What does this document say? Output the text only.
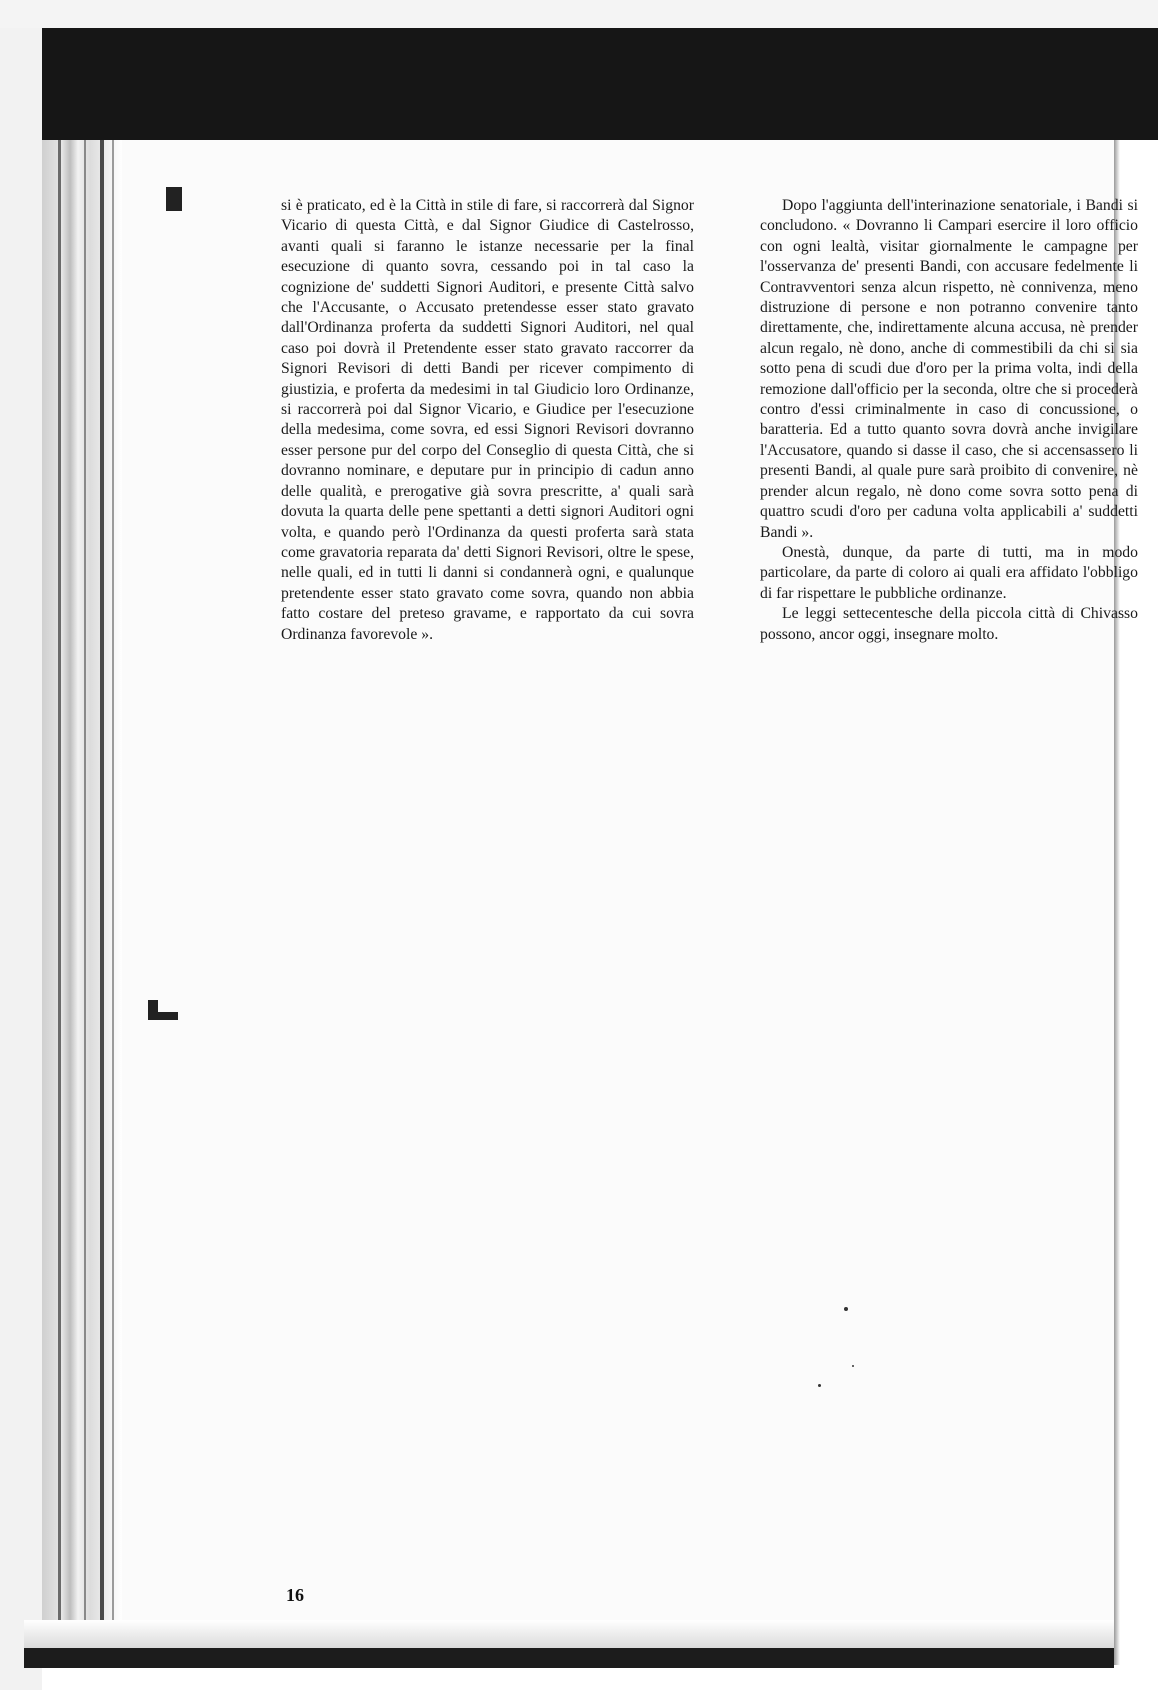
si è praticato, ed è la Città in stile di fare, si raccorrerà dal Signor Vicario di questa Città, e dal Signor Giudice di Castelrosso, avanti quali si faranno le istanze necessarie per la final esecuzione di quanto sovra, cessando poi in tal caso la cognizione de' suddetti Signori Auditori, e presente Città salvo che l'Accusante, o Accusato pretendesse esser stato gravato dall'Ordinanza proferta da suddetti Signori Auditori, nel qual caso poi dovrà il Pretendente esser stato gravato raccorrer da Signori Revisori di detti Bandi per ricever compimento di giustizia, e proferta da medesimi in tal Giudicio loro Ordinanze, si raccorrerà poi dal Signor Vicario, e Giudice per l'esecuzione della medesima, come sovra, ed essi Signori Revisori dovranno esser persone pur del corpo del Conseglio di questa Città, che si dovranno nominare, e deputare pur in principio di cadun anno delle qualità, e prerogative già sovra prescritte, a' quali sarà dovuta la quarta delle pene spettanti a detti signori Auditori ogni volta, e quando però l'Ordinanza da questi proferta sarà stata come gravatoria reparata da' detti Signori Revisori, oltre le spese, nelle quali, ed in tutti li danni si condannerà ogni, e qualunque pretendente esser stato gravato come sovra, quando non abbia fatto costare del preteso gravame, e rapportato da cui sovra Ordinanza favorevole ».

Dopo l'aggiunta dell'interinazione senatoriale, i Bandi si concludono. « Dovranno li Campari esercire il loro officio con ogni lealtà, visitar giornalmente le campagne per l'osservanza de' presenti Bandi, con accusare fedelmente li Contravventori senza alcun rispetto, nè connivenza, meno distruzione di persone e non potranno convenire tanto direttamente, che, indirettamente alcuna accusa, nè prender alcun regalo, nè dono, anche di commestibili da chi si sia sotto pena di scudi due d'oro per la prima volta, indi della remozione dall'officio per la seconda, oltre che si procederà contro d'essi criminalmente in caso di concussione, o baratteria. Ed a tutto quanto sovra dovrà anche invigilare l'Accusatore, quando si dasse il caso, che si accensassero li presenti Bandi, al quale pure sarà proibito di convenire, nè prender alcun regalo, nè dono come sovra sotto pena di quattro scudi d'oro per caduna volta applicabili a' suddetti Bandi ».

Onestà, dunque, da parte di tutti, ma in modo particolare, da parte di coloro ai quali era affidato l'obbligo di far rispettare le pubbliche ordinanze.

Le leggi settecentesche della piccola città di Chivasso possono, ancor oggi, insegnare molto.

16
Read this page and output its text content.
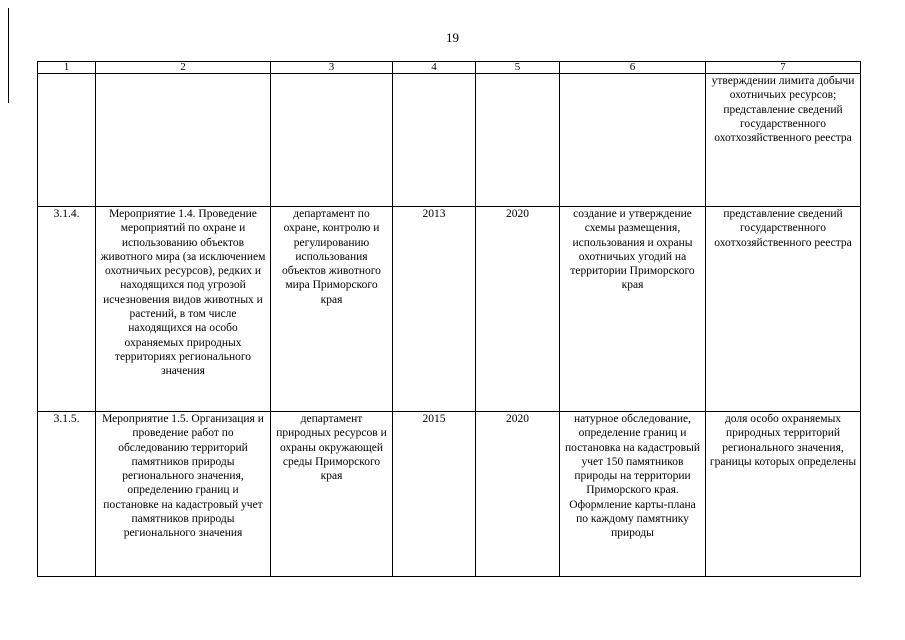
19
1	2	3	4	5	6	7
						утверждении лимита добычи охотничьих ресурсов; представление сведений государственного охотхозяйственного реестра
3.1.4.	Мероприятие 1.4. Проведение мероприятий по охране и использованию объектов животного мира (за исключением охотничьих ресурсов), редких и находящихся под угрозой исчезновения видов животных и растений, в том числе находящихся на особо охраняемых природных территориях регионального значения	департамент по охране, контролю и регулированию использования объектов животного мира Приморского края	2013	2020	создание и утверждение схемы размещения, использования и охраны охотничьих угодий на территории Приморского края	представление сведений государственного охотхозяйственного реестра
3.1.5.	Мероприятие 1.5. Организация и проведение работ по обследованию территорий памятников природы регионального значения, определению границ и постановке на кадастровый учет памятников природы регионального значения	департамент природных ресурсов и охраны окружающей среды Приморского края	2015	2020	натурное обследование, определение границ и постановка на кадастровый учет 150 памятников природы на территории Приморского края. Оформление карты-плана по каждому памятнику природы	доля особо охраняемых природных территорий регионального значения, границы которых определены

Challenge —
Where a line of the material above holds the string "края", copy that line.

Result for this exercise —
3.1.4.	Мероприятие 1.4. Проведение мероприятий по охране и использованию объектов животного мира (за исключением охотничьих ресурсов), редких и находящихся под угрозой исчезновения видов животных и растений, в том числе находящихся на особо охраняемых природных территориях регионального значения	департамент по охране, контролю и регулированию использования объектов животного мира Приморского края	2013	2020	создание и утверждение схемы размещения, использования и охраны охотничьих угодий на территории Приморского края	представление сведений государственного охотхозяйственного реестра
3.1.5.	Мероприятие 1.5. Организация и проведение работ по обследованию территорий памятников природы регионального значения, определению границ и постановке на кадастровый учет памятников природы регионального значения	департамент природных ресурсов и охраны окружающей среды Приморского края	2015	2020	натурное обследование, определение границ и постановка на кадастровый учет 150 памятников природы на территории Приморского края. Оформление карты-плана по каждому памятнику природы	доля особо охраняемых природных территорий регионального значения, границы которых определены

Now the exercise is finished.